Exercises.
A - Reproduce the part of the Bateham biography between "Penfield went on" and "returned to Oberlin.", inclusive.
B - Based on the Bateham biography, answer yes or no to each statement below and quote the deciding words: (i) Bateham was the first Superintendent of the WCTU's Sabbath Observance Department; (ii) Penfield's father taught at Oberlin College; (iii) Penfield graduated from Oberlin College in 1848.

START Exercise text

American social reformer, editor and writer

Josephine Cushman Bateham ( Josephine Abiah Penfield; after first marriage, Cushman, after second marriage, Bateham; pen name, Mrs. J. C. Bateham; November 1, 1829 – March 15, 1901) was an American social reformer, editor, and writer in the temperance movement. The Sabbath Observance Department of the National Woman's Christian Temperance Union (WCTU) was organized at the St. Louis (National) Convention in 1884, and Bateham, then of Painesville, Ohio, was appointed its first Superintendent, continuing in charge of the department until compelled by failing health to resign in 1896. In addition, Bateham was a supporter of social reform for women.

==Early life and education==
Josephine Abiah Penfield was born on November 1, 1829, in Alden, New York, to Anson and Minerva (Dayton) Penfield. She had one sister and four brothers. When she was five years old, her family moved to Oberlin, Ohio, where her father worked as a mechanic and manufacturer of edge tools. Penfield's father was killed in a machinery accident in 1838, and two of her siblings died in the years following.

In 1844, Penfield's mother married Oberlin College professor Henry Cowles. The family was closely involved with life at Oberlin College, with Penfield's mother serving as a member of the college's Ladies' Board of Managers and both her mother and stepfather contributing to the Oberlin Evangelist.

Penfield went on to attend Oberlin College, graduating in 1847 with an L.B. degree.

==Career==
After graduating from Oberlin, Penfield taught at a local school for a year. On July 20, 1848, she married Richards Cushman, of Attleboro, Massachusetts, and the couple went on a foreign mission to Saint-Marc, Haiti. Her husband died after eleven months of service, after which Cushman returned to Oberlin.

END Exercise text
START Given records

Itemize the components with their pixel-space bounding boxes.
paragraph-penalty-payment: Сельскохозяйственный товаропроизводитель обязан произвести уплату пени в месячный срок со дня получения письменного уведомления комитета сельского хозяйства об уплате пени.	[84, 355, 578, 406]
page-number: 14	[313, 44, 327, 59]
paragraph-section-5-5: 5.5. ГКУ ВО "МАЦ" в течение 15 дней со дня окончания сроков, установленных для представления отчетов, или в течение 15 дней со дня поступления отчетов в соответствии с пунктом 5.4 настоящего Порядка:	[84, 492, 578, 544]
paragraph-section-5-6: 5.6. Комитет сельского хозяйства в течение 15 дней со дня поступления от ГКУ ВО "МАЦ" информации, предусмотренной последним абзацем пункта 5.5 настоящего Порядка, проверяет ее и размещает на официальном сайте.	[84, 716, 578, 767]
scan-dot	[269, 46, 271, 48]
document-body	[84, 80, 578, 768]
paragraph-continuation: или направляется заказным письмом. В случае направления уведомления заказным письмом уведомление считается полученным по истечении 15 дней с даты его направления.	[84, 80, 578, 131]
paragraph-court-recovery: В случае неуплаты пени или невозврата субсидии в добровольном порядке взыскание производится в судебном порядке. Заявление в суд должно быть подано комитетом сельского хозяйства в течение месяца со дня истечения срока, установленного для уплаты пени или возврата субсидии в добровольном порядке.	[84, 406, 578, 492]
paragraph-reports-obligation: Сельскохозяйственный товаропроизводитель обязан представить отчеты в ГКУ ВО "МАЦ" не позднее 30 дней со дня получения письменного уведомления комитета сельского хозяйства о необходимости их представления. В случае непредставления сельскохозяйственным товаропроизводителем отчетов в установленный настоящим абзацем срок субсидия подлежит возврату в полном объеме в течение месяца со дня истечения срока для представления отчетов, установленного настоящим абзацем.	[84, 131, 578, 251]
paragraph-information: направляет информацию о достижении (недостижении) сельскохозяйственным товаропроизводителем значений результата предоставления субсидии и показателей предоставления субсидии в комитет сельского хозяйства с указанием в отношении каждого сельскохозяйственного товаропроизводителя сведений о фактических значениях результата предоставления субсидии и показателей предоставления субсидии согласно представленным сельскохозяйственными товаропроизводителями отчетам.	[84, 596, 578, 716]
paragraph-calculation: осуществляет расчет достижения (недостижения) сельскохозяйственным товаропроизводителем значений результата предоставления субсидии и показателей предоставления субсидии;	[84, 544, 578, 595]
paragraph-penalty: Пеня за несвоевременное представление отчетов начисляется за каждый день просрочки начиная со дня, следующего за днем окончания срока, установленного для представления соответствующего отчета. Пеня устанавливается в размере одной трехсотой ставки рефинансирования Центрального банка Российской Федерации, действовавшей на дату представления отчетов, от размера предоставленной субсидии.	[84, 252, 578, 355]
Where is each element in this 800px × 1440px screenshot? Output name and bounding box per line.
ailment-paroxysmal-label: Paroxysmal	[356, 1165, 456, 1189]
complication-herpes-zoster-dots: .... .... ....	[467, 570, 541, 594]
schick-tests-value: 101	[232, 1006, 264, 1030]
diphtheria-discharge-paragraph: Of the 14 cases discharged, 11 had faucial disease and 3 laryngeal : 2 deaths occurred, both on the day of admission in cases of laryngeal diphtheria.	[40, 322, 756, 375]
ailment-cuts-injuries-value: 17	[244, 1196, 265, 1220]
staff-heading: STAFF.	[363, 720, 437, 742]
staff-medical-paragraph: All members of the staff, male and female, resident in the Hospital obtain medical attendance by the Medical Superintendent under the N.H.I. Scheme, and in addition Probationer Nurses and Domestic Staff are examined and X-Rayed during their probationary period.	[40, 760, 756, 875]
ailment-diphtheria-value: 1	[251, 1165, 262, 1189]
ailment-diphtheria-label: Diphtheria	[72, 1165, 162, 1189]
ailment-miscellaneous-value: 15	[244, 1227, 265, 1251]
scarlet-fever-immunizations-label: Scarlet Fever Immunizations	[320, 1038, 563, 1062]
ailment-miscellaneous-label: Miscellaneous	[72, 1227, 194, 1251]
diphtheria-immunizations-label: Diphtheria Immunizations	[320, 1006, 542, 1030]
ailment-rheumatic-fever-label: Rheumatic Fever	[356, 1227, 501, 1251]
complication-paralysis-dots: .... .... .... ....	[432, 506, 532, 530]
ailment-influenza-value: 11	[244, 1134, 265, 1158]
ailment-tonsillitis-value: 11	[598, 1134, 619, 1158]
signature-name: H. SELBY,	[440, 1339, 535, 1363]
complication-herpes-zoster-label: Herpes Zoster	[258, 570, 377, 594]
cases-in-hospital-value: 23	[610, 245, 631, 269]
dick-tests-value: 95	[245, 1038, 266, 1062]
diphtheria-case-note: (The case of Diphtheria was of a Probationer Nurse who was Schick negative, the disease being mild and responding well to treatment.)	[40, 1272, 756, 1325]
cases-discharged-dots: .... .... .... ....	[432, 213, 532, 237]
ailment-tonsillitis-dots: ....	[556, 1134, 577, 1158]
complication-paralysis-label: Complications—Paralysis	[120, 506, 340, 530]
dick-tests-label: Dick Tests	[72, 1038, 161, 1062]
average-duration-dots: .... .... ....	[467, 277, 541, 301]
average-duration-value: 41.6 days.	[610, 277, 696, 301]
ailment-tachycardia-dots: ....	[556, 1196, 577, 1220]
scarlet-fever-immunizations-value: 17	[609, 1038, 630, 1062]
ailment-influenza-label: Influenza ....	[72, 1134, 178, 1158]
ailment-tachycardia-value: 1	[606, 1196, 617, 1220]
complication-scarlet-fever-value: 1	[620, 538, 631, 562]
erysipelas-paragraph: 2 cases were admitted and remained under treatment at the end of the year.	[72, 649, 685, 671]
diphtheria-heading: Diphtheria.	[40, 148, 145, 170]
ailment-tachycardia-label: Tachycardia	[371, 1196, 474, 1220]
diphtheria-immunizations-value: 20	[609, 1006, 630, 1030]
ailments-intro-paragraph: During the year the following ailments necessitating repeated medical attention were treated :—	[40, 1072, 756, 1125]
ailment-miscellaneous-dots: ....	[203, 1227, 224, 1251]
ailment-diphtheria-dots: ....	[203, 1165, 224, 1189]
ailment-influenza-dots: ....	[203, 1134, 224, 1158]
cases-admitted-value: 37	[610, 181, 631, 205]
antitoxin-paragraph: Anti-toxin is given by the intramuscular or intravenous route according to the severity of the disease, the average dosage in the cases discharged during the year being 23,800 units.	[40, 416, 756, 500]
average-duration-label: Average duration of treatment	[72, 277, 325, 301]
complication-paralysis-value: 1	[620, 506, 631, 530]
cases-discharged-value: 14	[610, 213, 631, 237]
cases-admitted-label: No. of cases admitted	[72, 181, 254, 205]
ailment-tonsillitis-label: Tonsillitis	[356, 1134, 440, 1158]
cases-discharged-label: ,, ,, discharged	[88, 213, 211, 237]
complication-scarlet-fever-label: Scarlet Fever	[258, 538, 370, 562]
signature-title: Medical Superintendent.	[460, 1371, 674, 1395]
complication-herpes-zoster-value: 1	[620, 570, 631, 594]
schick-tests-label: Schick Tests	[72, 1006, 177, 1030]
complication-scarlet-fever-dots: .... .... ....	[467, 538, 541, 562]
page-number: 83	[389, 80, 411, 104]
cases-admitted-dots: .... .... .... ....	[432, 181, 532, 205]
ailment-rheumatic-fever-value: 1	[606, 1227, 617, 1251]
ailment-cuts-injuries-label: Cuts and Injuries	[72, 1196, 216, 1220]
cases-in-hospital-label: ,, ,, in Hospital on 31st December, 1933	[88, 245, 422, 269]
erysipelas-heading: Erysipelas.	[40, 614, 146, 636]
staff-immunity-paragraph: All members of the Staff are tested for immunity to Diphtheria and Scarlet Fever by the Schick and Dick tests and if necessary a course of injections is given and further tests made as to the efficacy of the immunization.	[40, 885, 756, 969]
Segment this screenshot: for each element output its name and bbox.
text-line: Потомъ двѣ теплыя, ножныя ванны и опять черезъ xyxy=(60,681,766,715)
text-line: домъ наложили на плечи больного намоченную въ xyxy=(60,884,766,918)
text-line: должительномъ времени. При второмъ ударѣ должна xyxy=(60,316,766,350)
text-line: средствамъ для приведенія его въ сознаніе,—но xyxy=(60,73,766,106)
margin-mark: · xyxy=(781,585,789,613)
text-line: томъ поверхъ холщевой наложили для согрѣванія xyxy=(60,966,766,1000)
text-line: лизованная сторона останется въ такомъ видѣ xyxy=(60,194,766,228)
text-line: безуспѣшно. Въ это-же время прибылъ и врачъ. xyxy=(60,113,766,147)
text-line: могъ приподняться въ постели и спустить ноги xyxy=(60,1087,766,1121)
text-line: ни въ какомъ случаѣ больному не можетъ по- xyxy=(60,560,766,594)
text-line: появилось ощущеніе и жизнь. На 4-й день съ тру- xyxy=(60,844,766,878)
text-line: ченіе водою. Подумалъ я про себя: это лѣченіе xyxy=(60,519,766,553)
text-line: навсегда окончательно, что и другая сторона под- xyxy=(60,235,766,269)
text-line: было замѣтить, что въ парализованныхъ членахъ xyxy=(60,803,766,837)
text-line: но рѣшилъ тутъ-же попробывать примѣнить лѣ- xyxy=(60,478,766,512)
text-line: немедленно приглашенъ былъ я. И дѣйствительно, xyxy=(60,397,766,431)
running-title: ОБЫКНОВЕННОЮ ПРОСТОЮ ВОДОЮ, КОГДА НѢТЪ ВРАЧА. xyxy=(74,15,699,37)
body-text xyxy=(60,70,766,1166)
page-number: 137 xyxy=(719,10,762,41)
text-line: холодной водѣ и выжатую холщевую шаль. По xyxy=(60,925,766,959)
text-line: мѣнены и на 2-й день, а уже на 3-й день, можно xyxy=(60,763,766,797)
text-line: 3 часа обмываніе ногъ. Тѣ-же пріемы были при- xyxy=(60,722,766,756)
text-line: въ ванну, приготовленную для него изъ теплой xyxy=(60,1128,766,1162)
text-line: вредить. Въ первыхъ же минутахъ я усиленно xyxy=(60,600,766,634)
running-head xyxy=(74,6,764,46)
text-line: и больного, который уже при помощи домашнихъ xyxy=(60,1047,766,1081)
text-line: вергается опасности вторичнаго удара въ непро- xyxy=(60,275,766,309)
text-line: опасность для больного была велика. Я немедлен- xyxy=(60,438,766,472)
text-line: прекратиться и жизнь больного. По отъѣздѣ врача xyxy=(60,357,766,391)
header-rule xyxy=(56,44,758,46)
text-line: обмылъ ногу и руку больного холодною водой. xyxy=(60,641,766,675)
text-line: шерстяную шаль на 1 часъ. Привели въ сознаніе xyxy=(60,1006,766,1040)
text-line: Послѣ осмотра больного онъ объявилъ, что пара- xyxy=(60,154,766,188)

END Given records

Answers by item.
A -
Penfield went on to attend Oberlin College, graduating in 1847 with an L.B. degree.

==Career==
After graduating from Oberlin, Penfield taught at a local school for a year. On July 20, 1848, she married Richards Cushman, of Attleboro, Massachusetts, and the couple went on a foreign mission to Saint-Marc, Haiti. Her husband died after eleven months of service, after which Cushman returned to Oberlin.

B -
(i) Yes: "Bateham, then of Painesville, Ohio, was appointed its first Superintendent"
(ii) No: "her father worked as a mechanic and manufacturer of edge tools"
(iii) No: "graduating in 1847 with an L.B. degree"